--- START EXERCISE MATERIAL ---

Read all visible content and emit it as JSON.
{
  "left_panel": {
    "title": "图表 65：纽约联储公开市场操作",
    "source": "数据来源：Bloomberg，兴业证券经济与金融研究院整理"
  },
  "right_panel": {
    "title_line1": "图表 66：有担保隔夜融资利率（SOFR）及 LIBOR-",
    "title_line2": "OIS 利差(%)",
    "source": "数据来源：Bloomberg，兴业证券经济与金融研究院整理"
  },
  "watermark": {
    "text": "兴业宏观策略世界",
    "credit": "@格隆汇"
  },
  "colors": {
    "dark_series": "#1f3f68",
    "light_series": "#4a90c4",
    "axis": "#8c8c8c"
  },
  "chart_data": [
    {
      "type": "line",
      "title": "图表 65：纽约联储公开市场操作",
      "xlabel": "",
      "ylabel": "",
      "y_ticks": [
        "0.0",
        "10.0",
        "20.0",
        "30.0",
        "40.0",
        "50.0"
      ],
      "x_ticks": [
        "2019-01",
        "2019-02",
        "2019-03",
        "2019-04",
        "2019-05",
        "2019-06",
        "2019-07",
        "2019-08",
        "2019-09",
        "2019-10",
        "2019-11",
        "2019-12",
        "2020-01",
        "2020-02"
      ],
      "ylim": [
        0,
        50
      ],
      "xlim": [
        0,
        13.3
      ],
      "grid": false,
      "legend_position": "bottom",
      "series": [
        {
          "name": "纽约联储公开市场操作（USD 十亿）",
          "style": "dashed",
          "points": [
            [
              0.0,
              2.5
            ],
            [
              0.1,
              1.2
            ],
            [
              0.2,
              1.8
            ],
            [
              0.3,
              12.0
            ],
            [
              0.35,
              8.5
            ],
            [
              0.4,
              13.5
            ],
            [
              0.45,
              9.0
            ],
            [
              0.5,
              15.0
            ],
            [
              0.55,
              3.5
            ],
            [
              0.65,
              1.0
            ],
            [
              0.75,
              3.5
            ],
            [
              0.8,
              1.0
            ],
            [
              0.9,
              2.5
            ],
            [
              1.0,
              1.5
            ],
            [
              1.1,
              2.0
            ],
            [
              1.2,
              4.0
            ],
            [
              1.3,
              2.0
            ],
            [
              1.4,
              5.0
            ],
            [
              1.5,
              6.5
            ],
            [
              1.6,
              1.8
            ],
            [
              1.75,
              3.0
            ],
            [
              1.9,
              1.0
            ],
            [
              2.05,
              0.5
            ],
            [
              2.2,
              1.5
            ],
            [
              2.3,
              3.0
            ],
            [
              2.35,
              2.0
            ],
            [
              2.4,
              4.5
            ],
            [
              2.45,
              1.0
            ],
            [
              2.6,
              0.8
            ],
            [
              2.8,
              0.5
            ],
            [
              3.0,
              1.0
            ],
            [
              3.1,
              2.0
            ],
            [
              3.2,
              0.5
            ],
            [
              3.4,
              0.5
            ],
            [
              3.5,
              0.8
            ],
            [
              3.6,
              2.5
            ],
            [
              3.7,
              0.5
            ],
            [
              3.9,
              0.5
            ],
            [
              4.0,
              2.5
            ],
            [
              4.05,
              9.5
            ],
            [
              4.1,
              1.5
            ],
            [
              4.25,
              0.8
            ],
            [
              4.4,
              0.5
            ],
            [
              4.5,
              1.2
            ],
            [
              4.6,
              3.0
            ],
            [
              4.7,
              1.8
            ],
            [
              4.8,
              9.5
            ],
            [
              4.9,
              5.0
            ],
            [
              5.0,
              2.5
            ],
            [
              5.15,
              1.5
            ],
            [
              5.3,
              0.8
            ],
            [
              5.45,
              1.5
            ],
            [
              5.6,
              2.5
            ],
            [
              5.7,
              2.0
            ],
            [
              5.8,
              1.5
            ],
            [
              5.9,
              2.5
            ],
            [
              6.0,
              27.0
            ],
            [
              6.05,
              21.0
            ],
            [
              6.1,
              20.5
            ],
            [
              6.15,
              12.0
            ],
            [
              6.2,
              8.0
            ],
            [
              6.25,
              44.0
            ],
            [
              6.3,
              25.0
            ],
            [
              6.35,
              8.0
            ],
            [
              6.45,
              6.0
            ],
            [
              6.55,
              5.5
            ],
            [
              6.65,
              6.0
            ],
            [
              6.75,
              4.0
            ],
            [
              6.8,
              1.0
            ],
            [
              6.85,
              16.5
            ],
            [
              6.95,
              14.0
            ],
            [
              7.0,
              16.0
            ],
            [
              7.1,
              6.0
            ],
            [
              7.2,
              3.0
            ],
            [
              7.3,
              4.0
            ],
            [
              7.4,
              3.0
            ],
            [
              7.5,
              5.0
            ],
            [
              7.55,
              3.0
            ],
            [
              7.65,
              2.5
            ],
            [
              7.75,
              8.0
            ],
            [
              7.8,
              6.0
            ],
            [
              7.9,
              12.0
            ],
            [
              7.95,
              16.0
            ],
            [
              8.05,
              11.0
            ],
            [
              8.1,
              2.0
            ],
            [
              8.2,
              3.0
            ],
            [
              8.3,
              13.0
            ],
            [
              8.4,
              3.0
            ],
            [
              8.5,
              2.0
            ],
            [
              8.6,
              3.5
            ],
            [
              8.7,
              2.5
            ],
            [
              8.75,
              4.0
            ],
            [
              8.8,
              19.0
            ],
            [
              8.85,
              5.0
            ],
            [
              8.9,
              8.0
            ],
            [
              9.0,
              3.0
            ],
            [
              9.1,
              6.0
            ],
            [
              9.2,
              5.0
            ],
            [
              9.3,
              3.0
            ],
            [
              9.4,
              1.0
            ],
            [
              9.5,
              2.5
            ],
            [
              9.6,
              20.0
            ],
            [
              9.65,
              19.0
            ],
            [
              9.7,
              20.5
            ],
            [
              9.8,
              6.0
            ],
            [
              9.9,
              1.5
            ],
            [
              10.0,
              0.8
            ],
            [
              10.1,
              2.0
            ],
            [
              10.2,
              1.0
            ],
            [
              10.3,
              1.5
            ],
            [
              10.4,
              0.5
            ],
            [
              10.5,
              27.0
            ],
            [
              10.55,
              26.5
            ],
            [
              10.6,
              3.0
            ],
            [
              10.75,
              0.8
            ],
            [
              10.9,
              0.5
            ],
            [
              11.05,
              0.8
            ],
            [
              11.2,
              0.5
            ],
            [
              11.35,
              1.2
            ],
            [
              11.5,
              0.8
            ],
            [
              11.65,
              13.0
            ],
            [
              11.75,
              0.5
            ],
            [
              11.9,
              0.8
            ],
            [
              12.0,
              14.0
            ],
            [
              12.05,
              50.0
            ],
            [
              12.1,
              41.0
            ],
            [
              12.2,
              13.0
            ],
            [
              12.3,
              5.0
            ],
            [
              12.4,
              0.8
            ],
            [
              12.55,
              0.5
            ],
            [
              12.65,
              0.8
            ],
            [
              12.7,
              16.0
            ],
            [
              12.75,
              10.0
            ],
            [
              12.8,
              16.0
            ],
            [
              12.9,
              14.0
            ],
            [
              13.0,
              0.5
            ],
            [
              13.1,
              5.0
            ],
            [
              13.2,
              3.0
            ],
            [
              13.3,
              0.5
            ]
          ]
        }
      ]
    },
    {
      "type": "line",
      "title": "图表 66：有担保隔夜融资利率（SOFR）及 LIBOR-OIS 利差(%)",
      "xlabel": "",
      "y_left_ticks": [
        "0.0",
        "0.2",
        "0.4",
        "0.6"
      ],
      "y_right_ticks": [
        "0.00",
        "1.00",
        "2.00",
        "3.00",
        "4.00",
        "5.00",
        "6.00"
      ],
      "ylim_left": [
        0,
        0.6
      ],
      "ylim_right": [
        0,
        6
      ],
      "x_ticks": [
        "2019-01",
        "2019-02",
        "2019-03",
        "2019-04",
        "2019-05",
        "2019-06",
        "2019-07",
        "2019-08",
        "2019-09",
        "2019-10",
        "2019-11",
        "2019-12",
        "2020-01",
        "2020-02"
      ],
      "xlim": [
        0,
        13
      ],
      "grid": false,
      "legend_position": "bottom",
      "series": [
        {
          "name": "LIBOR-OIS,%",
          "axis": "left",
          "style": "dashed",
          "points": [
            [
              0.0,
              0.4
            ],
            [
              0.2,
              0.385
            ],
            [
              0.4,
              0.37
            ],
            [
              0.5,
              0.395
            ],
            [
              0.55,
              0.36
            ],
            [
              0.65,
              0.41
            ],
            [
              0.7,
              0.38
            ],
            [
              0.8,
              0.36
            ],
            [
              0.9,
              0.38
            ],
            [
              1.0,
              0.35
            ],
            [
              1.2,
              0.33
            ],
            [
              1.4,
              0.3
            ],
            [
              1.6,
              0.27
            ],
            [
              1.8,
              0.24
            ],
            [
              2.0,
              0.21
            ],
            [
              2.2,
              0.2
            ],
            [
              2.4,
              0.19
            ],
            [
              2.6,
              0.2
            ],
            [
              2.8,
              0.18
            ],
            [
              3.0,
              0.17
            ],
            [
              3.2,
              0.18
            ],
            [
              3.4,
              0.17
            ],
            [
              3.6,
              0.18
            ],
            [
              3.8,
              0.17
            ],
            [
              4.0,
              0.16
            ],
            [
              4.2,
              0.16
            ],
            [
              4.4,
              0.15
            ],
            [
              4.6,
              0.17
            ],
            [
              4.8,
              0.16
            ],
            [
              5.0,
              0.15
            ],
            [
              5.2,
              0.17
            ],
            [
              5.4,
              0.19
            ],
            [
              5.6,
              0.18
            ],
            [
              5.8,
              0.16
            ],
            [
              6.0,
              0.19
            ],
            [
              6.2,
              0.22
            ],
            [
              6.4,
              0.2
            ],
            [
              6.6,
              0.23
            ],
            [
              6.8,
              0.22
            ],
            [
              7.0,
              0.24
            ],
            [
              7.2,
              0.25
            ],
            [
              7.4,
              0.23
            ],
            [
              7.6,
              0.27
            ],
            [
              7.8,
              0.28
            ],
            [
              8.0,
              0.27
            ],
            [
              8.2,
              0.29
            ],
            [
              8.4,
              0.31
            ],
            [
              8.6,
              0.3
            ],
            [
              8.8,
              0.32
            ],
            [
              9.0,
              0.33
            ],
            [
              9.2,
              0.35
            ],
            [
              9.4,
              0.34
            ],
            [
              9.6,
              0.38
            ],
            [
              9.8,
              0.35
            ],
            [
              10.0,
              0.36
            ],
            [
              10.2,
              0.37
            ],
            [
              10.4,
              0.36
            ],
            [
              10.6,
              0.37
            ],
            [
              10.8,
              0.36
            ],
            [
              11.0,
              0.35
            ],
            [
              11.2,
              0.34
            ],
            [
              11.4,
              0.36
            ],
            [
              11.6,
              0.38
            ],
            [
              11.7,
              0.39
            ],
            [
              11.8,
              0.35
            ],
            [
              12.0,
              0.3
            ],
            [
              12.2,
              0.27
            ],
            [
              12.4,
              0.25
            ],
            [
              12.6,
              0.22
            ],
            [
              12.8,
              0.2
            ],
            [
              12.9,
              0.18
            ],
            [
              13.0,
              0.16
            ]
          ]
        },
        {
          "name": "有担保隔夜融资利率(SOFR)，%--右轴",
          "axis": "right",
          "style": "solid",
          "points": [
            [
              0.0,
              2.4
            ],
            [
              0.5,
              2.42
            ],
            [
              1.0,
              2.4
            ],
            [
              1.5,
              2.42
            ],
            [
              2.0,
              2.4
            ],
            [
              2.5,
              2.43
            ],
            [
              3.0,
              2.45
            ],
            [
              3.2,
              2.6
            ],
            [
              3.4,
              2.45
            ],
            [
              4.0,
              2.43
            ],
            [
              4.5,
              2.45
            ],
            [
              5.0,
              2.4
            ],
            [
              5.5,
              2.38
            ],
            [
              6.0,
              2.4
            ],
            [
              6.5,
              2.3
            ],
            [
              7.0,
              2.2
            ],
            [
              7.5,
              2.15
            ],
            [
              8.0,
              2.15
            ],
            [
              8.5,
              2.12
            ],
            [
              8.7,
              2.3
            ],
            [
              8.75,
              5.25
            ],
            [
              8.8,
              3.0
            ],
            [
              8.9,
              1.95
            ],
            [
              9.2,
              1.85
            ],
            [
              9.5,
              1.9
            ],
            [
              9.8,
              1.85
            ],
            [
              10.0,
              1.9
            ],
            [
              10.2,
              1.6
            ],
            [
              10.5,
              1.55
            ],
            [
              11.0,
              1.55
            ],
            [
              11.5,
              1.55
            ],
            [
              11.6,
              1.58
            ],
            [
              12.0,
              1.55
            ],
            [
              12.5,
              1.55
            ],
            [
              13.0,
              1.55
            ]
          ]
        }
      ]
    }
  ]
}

--- END EXERCISE MATERIAL ---

Search the entries for "SOFR" and copy out each line that has it.

    "title_line1": "图表 66：有担保隔夜融资利率（SOFR）及 LIBOR-",
      "title": "图表 66：有担保隔夜融资利率（SOFR）及 LIBOR-OIS 利差(%)",
          "name": "有担保隔夜融资利率(SOFR)，%--右轴",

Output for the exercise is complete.